> [ЗАДАНИЕ A]: Воспроизведите без изменений ту часть записей, которая начинается строкой, содержащей "colorbar-bin (944, 711, 1074, 737)", и заканчивается строкой, содержащей "lon-label-120w: 120°W (815, 664, 935, 702)", включая обе эти строки.

══ ЦИТИРУЕМЫЙ ТЕКСТ ══

Так или иначе, но для иконостаса, предназначенного для
победоносной русской армии, напоминание об императрице, во имя которой
одерживались эти победы, было вполне естественным.
Слева от клейма с образом св. Елизаветы — клеймо с
образом св. праведного Захария. Это соседство
традиционно: как известно, Захарий и Елизавета —
родители св. Иоанна Предтечи, однако образ Захария
приобретал здесь и другой смысл: молящиеся перед иконой воины видели в нем прежде всего небесного покровителя героя Семилетней
войны графа Захара Григорьевича Чернышева. Захар Чернышев был личностью
легендарной. Его безудержная смелость и полководческой талант
были настолько впечатляющи, что о нем складывали солдатские песни5.

═══
══ ИСХОДНЫЕ ЗАПИСИ ══

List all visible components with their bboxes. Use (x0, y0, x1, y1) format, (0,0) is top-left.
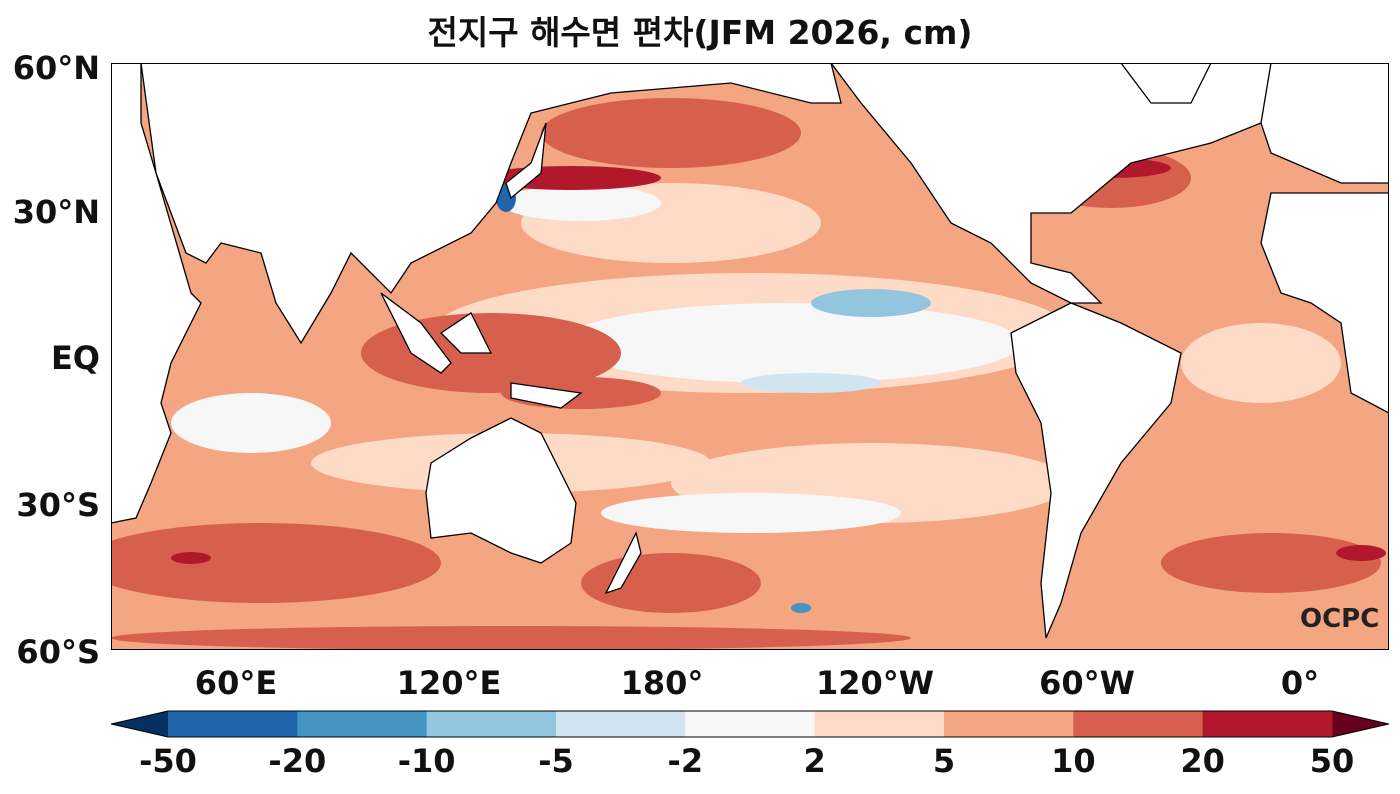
colorbar-bin (944, 711, 1074, 737)
land-japan (505, 122, 547, 200)
colorbar-tick-label: -50 (139, 742, 197, 780)
colorbar-tick-label: -5 (538, 742, 574, 780)
lon-label-180: 180° (620, 664, 704, 702)
lon-label-60e: 60°E (194, 664, 278, 702)
lon-label-60w: 60°W (1039, 664, 1135, 702)
lat-label-60s: 60°S (16, 633, 100, 671)
land-north-america (830, 63, 1292, 304)
land-south-america (1010, 302, 1182, 639)
land-greenland-europe (1120, 63, 1389, 184)
colorbar-tick-label: 10 (1051, 742, 1096, 780)
map-title: 전지구 해수면 편차(JFM 2026, cm) (427, 13, 973, 52)
colorbar-tick-label: -20 (268, 742, 327, 780)
colorbar-tick-label: -2 (667, 742, 704, 780)
land-masses (111, 63, 1389, 639)
land-africa-west (1260, 192, 1389, 414)
colorbar-bin (814, 711, 945, 737)
land-maritime-asia (380, 292, 583, 409)
colorbar-tick-label: -10 (397, 742, 456, 780)
colorbar-tick-label: 2 (803, 742, 826, 780)
lat-label-30n: 30°N (12, 193, 100, 231)
colorbar-bin (685, 711, 816, 737)
colorbar-bin (1202, 711, 1333, 737)
colorbar-bin (297, 711, 428, 737)
colorbar-tick-label: 50 (1309, 742, 1355, 780)
lat-label-eq: EQ (50, 339, 100, 377)
colorbar-tick-label: 20 (1180, 742, 1225, 780)
colorbar-bin (168, 711, 298, 737)
ocpc-credit: OCPC (1300, 604, 1380, 634)
lon-label-0: 0° (1280, 664, 1320, 702)
lat-label-30s: 30°S (16, 486, 100, 524)
lon-label-120e: 120°E (396, 664, 502, 702)
sea-level-anomaly-map (111, 63, 1389, 650)
lon-label-120w: 120°W (815, 664, 935, 702)
map-frame (111, 63, 1389, 650)
land-eurasia (140, 63, 842, 345)
colorbar-outline (111, 710, 1389, 738)
land-australia (425, 417, 577, 564)
colorbar-bin (556, 711, 686, 737)
land-new-zealand (604, 531, 642, 595)
land-africa-east (111, 63, 202, 524)
colorbar (111, 710, 1389, 738)
colorbar-bin (426, 711, 557, 737)
colorbar-tick-label: 5 (932, 742, 956, 780)
lat-label-60n: 60°N (12, 49, 100, 87)
colorbar-bin (1073, 711, 1204, 737)
colorbar-extend-high (1332, 711, 1389, 737)
colorbar-extend-low (111, 711, 168, 737)
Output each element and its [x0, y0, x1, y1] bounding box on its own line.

═══

> [ЗАДАНИЕ B]: Изложите суть цитируемого текста в двух предложениях.

> [ПОЛНЫЙ ОТВЕТ A]:
colorbar-bin (944, 711, 1074, 737)
land-japan (505, 122, 547, 200)
colorbar-tick-label: -50 (139, 742, 197, 780)
colorbar-tick-label: -5 (538, 742, 574, 780)
lon-label-180: 180° (620, 664, 704, 702)
lon-label-60e: 60°E (194, 664, 278, 702)
lon-label-60w: 60°W (1039, 664, 1135, 702)
lat-label-60s: 60°S (16, 633, 100, 671)
land-north-america (830, 63, 1292, 304)
land-south-america (1010, 302, 1182, 639)
land-greenland-europe (1120, 63, 1389, 184)
colorbar-tick-label: 10 (1051, 742, 1096, 780)
map-title: 전지구 해수면 편차(JFM 2026, cm) (427, 13, 973, 52)
colorbar-tick-label: -20 (268, 742, 327, 780)
colorbar-tick-label: -2 (667, 742, 704, 780)
land-masses (111, 63, 1389, 639)
land-africa-west (1260, 192, 1389, 414)
colorbar-bin (814, 711, 945, 737)
land-maritime-asia (380, 292, 583, 409)
colorbar-tick-label: -10 (397, 742, 456, 780)
colorbar-tick-label: 2 (803, 742, 826, 780)
lat-label-30n: 30°N (12, 193, 100, 231)
colorbar-bin (685, 711, 816, 737)
colorbar-bin (1202, 711, 1333, 737)
colorbar-bin (297, 711, 428, 737)
colorbar-tick-label: 50 (1309, 742, 1355, 780)
lat-label-eq: EQ (50, 339, 100, 377)
colorbar-tick-label: 20 (1180, 742, 1225, 780)
colorbar-bin (168, 711, 298, 737)
ocpc-credit: OCPC (1300, 604, 1380, 634)
lon-label-0: 0° (1280, 664, 1320, 702)
lat-label-30s: 30°S (16, 486, 100, 524)
lon-label-120e: 120°E (396, 664, 502, 702)
sea-level-anomaly-map (111, 63, 1389, 650)
lon-label-120w: 120°W (815, 664, 935, 702)

> [ПОЛНЫЙ ОТВЕТ B]: Для иконостаса, предназначенного для победоносной русской армии, напоминание об императрице, во имя которой одерживались победы, было вполне естественным. Слева от клейма со св. Елизаветой помещено клеймо со св. праведным Захарием: это традиционное соседство родителей Иоанна Предтечи, но молящиеся воины видели в Захарии прежде всего небесного покровителя героя Семилетней войны графа Захара Григорьевича Чернышева, о смелости и полководческом таланте которого складывали солдатские песни.